-------- Extracted data

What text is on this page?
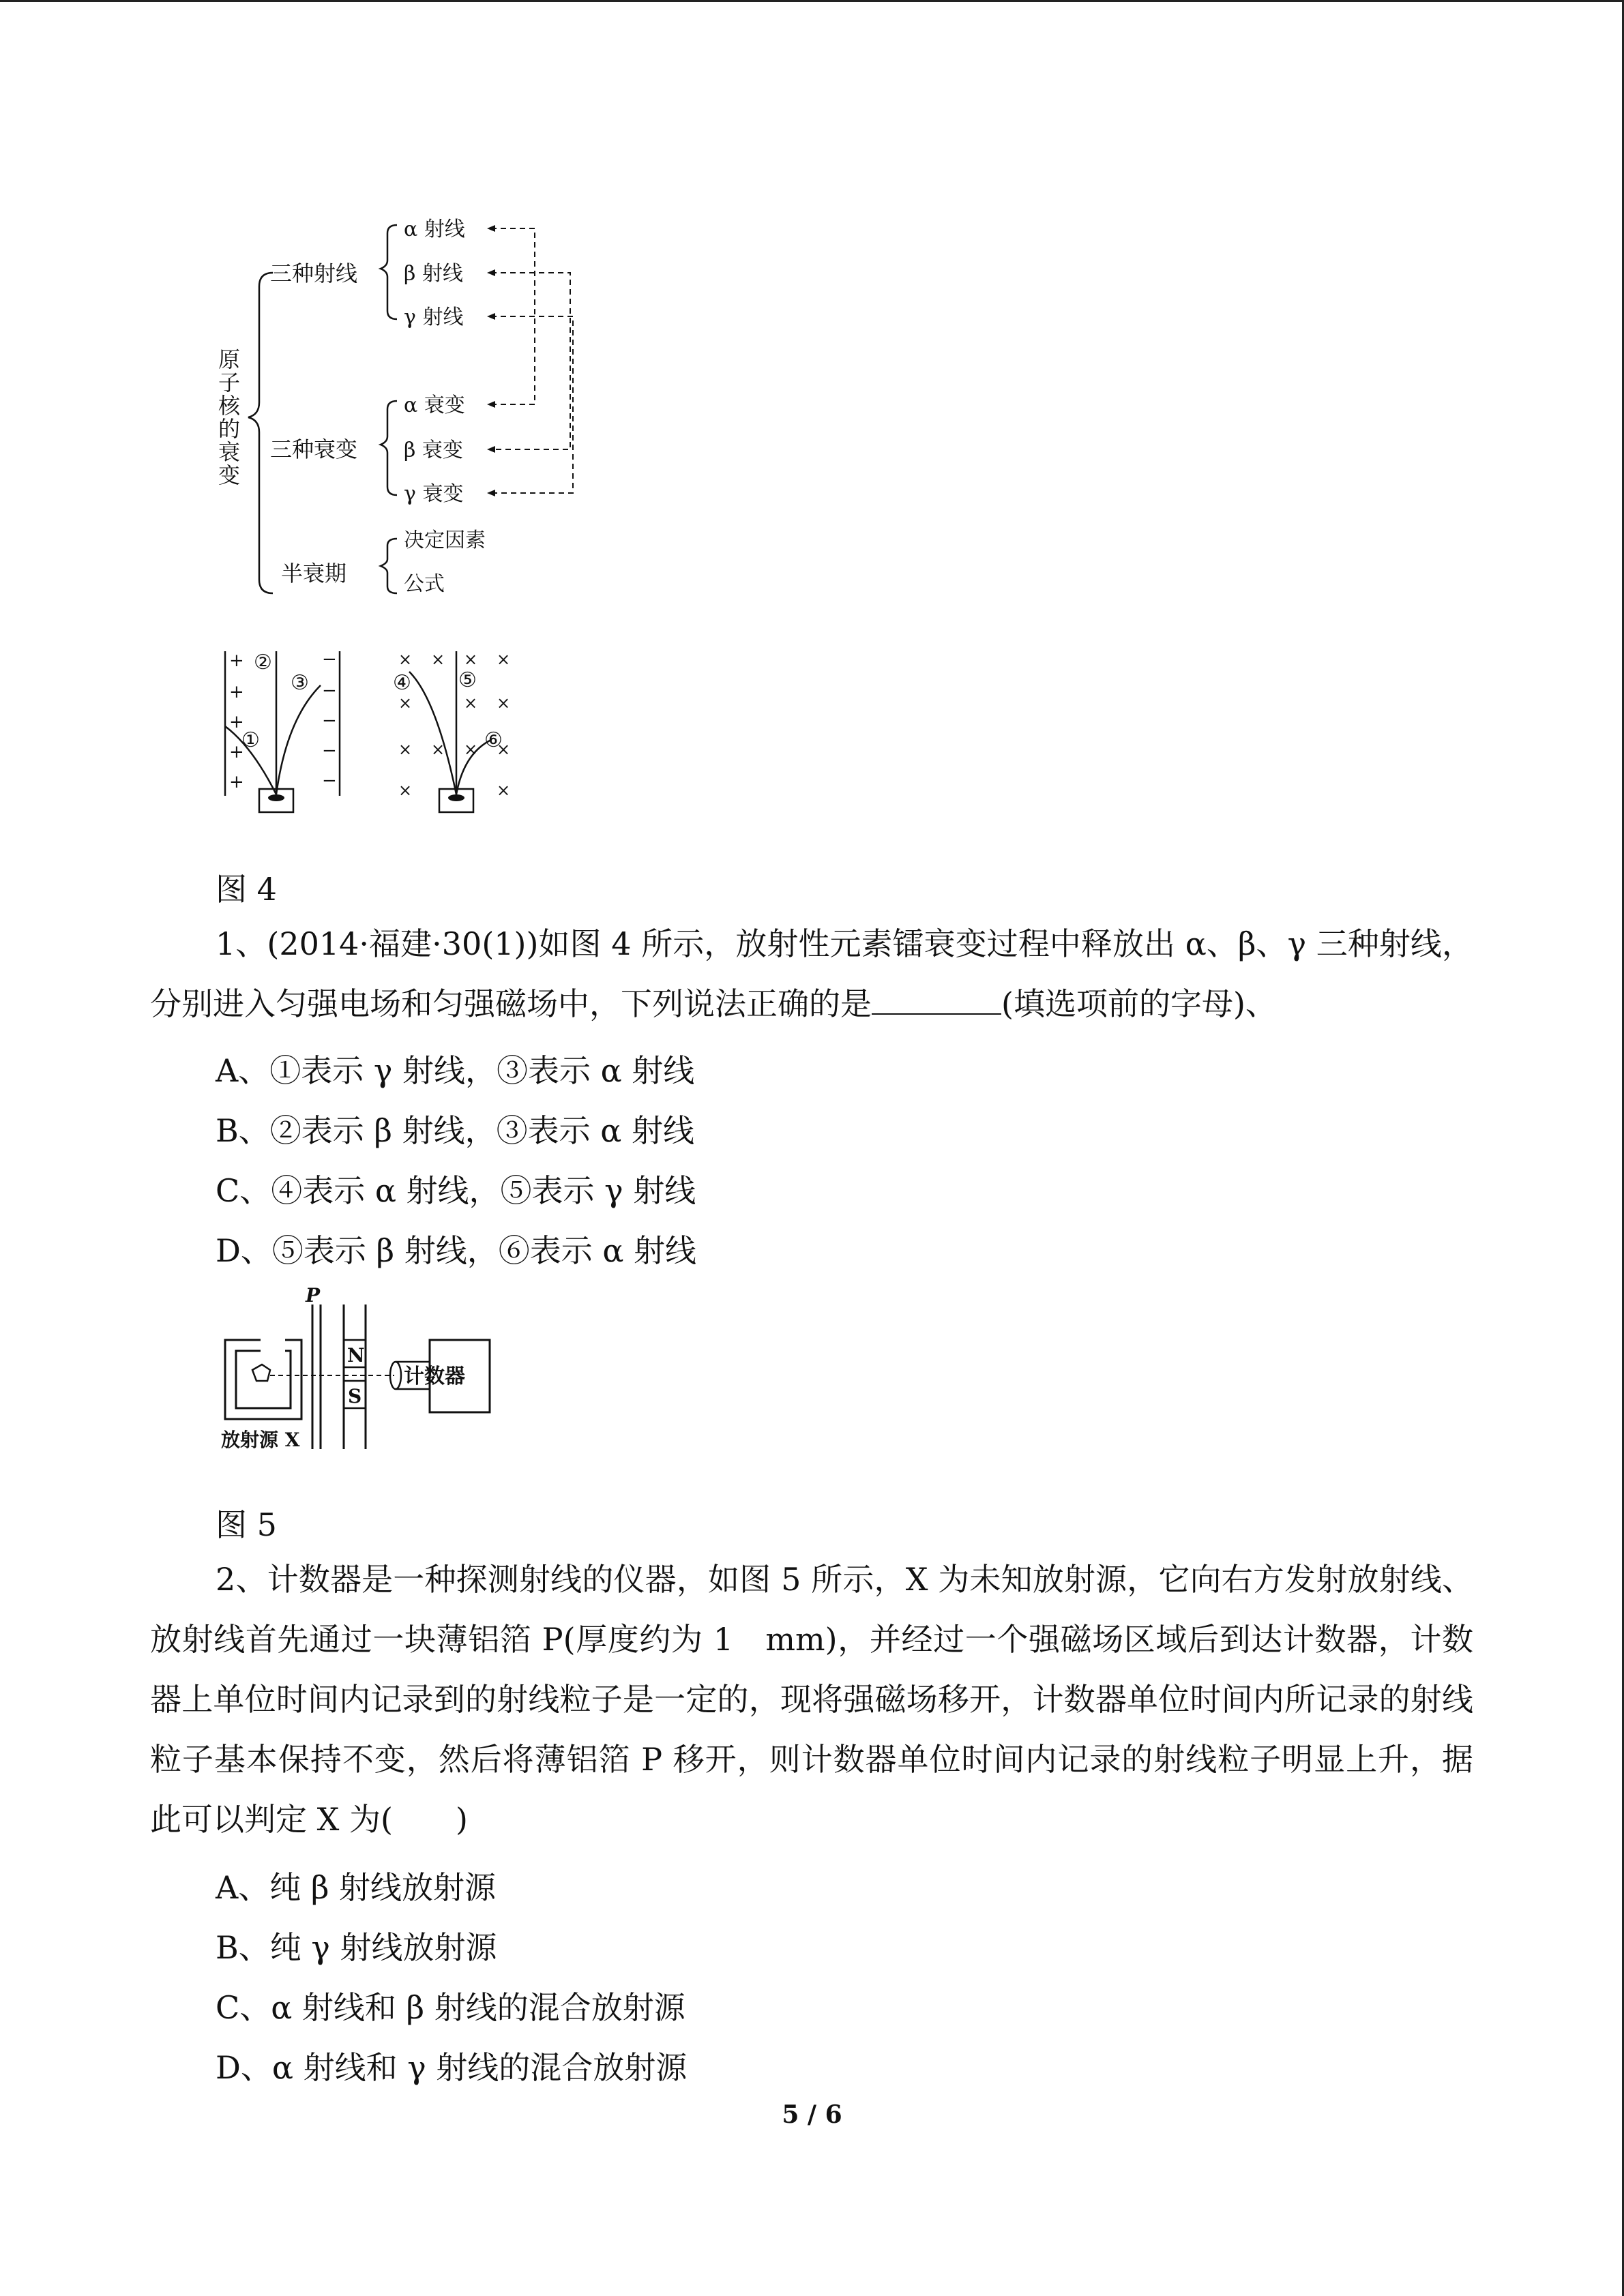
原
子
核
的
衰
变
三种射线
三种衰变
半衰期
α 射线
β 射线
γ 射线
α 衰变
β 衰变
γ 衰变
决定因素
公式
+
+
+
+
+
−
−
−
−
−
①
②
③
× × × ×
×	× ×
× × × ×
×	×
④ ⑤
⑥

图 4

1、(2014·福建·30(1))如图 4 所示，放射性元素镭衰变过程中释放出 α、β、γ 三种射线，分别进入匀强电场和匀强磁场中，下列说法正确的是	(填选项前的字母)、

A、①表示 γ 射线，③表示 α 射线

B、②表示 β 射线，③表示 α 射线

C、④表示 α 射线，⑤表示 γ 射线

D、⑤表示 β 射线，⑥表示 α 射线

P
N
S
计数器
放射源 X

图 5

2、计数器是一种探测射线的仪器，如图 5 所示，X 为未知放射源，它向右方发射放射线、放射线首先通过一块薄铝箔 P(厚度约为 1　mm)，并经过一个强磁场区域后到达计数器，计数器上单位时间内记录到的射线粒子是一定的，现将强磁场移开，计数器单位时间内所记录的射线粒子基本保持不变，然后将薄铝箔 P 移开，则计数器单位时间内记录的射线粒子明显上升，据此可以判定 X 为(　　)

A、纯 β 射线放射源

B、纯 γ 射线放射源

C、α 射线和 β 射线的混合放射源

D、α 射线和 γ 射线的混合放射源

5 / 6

----------------
-------- Extracted data

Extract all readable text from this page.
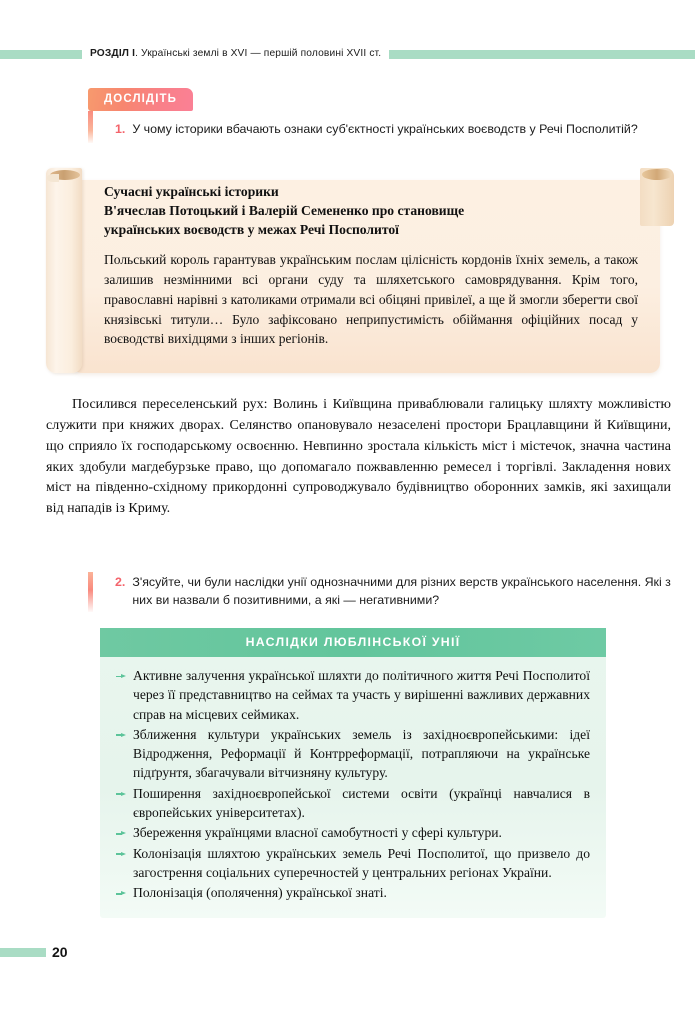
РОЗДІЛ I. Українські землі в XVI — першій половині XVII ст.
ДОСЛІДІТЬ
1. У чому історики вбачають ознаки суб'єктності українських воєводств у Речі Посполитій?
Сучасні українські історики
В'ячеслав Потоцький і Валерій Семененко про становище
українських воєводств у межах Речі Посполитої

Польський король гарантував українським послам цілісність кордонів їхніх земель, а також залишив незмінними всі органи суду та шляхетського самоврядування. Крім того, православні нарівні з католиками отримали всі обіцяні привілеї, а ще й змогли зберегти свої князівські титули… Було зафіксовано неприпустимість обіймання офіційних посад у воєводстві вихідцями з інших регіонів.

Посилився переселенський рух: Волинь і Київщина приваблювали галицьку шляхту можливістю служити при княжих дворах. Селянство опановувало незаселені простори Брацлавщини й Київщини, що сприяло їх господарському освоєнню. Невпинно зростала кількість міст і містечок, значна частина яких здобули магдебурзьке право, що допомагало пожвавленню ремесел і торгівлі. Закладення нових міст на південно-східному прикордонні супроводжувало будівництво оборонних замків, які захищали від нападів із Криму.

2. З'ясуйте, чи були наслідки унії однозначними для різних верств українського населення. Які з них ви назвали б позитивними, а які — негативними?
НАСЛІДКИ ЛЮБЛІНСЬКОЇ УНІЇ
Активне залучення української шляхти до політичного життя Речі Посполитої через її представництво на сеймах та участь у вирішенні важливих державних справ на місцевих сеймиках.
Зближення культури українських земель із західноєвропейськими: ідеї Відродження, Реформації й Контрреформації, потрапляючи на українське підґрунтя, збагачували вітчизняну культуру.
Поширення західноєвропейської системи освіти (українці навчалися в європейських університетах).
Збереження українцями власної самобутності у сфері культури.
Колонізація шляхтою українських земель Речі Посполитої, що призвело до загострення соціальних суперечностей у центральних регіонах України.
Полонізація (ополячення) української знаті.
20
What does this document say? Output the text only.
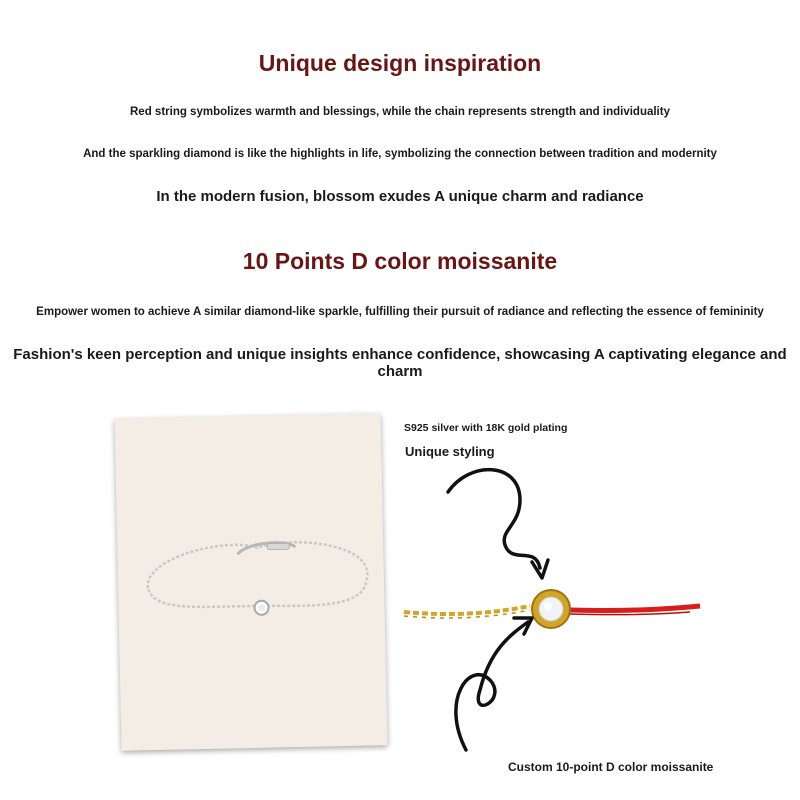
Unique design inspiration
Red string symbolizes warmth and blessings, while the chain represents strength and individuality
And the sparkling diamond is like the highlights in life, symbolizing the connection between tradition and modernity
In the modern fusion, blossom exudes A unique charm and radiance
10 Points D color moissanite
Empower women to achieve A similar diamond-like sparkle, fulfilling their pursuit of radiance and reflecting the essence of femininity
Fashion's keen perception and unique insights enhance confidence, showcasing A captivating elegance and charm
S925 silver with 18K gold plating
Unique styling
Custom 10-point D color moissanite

----------------
-------- Extracted data

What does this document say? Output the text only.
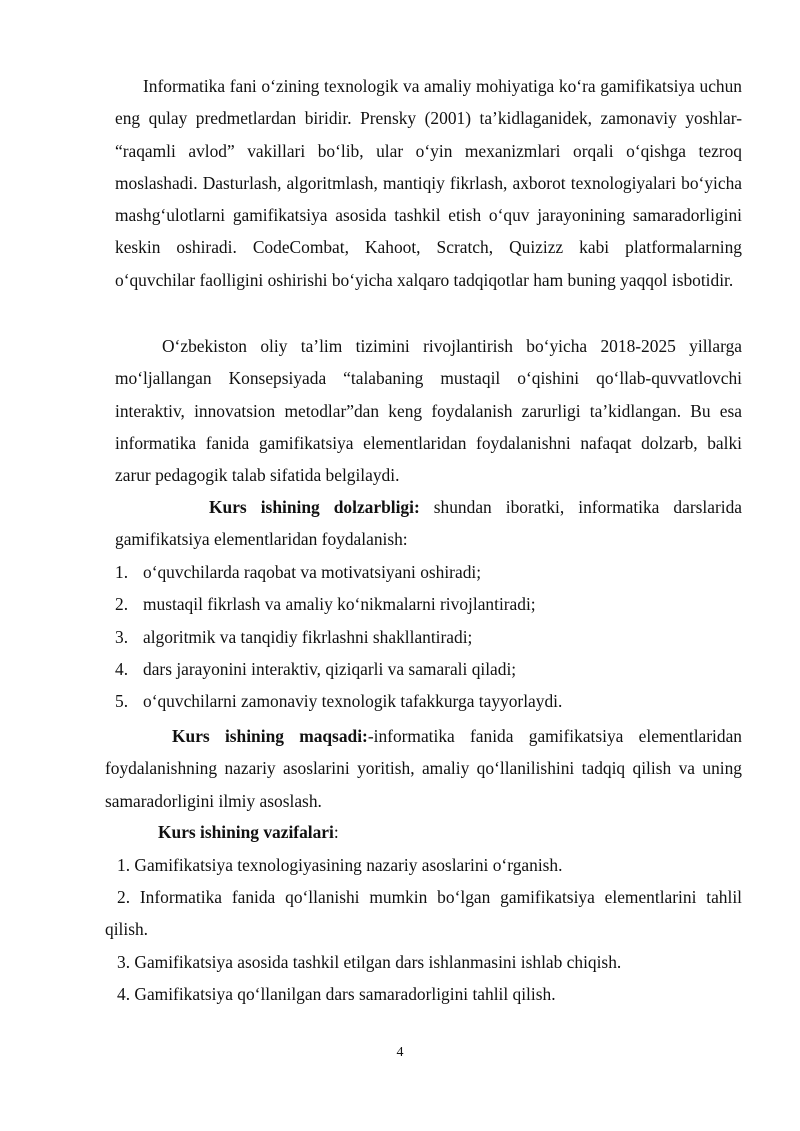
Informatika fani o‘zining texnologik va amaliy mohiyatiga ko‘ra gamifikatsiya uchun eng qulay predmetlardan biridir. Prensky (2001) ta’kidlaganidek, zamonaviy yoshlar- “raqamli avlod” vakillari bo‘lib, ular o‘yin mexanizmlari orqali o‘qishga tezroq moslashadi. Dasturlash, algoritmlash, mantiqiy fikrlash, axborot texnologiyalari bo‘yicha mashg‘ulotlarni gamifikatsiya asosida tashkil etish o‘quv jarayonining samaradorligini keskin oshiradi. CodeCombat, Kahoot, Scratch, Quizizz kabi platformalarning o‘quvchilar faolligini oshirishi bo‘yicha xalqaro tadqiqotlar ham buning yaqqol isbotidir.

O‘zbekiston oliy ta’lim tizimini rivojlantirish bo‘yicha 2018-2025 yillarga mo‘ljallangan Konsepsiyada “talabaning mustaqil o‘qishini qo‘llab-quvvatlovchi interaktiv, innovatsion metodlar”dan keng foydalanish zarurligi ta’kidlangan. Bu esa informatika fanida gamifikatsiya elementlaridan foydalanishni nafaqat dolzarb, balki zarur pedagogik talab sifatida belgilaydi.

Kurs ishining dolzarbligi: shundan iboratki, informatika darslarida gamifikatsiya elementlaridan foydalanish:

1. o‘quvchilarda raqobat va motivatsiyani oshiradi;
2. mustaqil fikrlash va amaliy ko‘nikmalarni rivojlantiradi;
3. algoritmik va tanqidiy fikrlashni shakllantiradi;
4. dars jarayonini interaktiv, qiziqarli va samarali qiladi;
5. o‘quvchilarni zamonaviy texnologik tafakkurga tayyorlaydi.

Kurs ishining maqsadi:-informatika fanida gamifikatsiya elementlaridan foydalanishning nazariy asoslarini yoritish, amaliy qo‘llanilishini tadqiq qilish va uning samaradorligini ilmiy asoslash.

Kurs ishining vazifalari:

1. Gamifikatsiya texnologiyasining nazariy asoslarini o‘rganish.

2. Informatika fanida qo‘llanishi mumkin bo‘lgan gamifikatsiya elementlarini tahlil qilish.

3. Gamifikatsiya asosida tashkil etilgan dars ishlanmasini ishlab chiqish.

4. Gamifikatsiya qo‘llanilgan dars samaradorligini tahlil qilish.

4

----------------

*Stated task*.
Look through the entries above and report each line where the string "text" occurs.

*Exercise output*.
What text is on this page?
Extract all readable text from this page.
What does this document say? Output the text only.
What does this document say? Output the text only.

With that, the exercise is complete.